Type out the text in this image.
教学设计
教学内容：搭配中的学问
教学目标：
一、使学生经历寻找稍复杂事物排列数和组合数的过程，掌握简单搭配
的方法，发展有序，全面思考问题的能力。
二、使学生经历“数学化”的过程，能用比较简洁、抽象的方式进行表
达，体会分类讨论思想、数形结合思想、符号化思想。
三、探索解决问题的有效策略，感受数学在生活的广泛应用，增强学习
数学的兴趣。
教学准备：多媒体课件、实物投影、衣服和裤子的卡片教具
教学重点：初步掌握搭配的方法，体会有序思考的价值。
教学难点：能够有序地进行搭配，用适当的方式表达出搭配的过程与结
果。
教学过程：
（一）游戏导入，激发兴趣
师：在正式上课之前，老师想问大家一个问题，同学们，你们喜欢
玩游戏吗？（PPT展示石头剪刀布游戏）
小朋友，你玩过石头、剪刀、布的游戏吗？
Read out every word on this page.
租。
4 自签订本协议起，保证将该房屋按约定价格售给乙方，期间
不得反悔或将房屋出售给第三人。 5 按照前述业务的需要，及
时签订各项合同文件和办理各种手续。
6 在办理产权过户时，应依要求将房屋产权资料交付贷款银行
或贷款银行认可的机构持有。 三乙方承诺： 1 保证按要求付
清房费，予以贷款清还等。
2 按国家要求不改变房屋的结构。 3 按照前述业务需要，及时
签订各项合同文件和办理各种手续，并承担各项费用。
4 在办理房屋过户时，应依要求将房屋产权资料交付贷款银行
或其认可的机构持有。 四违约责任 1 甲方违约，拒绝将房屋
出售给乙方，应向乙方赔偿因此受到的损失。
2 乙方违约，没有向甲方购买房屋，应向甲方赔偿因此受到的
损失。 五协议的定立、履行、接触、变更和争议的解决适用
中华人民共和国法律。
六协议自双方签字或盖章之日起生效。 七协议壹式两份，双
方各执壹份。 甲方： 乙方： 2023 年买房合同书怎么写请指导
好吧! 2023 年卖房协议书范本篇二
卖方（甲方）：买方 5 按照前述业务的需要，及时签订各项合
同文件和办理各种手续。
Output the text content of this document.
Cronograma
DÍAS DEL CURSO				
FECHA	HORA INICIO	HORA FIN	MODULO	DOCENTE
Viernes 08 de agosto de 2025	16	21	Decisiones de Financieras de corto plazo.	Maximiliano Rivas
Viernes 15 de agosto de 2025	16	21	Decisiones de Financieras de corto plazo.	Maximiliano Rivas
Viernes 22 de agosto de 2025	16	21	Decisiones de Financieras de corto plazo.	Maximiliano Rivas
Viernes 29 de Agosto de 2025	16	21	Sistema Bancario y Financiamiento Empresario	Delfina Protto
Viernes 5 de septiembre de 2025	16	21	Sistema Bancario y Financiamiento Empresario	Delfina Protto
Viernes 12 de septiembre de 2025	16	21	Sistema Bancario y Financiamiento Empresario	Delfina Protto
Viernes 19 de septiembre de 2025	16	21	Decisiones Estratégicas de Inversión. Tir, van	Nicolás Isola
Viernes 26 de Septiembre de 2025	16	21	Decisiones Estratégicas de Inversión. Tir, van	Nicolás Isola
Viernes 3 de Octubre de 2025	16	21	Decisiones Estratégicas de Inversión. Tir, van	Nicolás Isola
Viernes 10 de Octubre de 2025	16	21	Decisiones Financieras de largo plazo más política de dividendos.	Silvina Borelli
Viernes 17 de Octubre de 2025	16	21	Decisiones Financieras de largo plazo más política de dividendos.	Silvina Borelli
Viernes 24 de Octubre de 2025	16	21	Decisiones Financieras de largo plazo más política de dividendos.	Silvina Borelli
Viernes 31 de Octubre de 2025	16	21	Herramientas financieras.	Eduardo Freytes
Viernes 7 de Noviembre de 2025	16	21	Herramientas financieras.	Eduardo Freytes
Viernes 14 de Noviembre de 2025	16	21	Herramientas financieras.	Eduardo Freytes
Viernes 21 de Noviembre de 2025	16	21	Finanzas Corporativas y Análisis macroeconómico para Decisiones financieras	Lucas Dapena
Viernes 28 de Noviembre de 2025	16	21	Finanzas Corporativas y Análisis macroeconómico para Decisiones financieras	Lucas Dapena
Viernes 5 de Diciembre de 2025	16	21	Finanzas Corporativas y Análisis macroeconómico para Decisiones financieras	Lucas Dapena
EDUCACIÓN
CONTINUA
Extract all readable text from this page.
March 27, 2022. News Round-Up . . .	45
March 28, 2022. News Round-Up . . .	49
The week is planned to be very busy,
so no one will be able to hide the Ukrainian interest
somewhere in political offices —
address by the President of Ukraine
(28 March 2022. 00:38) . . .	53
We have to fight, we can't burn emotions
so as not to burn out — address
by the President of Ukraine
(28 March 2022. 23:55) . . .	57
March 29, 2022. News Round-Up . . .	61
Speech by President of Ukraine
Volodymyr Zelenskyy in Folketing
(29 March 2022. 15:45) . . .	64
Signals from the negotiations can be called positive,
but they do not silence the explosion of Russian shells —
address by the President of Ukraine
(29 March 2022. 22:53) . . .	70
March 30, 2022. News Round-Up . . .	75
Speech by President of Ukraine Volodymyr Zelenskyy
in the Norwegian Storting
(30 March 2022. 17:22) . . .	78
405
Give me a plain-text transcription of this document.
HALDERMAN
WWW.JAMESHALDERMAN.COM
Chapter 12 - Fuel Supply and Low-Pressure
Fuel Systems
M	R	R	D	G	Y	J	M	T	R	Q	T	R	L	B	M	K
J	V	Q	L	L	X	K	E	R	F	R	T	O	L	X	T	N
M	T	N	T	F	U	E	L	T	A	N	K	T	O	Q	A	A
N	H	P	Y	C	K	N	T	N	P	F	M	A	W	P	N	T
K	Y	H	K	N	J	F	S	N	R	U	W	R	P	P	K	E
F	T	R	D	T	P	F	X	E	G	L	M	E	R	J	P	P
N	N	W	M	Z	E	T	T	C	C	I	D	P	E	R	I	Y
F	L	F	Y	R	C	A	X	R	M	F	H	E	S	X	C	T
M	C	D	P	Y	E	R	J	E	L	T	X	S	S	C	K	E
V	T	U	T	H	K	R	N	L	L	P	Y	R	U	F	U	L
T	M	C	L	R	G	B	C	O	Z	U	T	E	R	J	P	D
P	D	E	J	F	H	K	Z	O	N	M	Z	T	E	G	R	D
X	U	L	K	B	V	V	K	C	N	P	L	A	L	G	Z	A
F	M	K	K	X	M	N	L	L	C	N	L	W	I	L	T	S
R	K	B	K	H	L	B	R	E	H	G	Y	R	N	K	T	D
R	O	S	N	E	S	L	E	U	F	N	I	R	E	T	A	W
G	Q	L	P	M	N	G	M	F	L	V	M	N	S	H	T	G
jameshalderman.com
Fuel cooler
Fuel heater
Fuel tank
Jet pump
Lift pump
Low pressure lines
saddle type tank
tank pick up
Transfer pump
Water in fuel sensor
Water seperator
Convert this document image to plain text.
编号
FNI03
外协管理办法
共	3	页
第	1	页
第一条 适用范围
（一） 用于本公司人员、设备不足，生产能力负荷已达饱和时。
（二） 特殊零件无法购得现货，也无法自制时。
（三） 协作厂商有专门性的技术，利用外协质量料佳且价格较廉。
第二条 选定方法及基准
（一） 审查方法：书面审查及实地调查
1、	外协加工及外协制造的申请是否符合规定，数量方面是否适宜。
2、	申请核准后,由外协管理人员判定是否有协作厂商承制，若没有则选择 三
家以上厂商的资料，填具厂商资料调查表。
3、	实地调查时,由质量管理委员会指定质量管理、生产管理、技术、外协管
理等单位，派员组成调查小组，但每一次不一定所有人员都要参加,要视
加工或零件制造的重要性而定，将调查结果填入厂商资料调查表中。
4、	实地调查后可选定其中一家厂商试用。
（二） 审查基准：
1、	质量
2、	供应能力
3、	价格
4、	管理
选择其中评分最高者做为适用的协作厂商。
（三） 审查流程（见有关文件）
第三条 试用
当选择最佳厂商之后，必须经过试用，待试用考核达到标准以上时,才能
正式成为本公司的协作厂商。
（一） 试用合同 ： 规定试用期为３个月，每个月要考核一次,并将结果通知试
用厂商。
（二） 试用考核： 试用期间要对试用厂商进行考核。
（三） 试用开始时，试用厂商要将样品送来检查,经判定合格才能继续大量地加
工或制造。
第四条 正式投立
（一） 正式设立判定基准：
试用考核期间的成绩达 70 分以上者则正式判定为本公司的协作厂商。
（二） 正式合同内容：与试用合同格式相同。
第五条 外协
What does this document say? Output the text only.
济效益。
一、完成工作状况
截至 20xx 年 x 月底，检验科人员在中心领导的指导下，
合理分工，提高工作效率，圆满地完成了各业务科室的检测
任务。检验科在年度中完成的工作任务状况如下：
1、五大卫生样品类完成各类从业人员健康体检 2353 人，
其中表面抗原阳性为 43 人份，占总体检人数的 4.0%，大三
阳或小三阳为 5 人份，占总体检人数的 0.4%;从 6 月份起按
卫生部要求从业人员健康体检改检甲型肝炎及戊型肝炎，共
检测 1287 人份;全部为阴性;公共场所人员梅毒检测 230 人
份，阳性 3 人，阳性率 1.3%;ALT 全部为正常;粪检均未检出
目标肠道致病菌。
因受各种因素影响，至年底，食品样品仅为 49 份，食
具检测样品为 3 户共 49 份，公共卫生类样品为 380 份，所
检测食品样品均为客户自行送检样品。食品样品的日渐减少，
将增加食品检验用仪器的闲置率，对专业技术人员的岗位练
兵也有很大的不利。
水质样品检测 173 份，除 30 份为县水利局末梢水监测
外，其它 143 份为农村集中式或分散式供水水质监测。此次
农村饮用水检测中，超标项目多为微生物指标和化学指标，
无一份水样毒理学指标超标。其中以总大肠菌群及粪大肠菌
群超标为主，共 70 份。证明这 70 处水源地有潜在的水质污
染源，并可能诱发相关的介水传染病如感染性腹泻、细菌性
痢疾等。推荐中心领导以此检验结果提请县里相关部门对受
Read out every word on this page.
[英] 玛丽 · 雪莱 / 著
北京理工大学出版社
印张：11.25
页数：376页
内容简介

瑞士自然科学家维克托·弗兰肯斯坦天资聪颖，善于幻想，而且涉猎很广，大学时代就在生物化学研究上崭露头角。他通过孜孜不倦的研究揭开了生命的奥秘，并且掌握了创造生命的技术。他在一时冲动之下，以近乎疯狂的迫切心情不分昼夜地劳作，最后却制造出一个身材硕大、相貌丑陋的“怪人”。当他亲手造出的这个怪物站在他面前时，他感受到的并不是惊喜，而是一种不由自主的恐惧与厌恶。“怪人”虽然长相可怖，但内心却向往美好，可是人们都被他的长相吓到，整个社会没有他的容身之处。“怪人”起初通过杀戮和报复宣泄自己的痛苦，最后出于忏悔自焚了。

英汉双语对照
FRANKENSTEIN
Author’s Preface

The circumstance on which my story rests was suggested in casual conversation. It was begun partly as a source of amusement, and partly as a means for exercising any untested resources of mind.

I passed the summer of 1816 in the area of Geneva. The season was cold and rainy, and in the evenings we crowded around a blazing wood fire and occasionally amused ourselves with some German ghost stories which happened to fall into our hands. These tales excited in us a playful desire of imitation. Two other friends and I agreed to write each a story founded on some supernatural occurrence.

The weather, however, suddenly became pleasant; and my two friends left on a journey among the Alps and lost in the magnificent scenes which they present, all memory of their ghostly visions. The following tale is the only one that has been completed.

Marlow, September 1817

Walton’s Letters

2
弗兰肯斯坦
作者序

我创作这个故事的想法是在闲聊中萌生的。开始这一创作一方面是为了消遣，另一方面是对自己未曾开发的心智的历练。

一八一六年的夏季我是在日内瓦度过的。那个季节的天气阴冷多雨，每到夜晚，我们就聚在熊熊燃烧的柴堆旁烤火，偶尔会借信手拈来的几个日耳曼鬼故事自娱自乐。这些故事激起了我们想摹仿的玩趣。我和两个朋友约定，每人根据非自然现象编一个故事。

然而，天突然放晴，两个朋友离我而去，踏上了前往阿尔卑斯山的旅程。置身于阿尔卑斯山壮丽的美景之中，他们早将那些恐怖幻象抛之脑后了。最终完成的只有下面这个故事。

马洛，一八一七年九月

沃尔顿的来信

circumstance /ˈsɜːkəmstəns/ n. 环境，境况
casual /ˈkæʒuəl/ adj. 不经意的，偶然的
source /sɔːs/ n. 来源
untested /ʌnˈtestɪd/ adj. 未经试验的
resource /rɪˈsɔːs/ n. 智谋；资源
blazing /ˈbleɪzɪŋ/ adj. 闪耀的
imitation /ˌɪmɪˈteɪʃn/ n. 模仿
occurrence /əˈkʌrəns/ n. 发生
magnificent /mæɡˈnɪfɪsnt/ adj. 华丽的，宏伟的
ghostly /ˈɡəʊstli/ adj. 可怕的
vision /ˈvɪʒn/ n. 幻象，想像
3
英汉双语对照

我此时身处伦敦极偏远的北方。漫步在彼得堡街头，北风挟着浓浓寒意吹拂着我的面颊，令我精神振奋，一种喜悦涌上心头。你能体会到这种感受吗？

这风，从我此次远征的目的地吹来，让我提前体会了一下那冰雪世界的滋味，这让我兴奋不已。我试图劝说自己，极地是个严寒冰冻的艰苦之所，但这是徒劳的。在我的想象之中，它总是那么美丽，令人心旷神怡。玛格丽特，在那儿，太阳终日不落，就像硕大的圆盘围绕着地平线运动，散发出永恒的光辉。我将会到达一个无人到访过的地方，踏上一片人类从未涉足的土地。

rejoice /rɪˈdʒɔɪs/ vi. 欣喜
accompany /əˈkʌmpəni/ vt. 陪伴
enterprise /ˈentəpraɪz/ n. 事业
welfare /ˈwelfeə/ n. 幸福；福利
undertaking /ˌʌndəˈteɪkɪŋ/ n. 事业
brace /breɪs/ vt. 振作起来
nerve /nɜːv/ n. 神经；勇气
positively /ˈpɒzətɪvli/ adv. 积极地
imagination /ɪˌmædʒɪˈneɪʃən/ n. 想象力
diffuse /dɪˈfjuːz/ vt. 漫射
^^^^^^^^
• [Problem description]: Count how many lines in the data contain the word "Maximiliano", giving the number without comment.

• [The output]: 3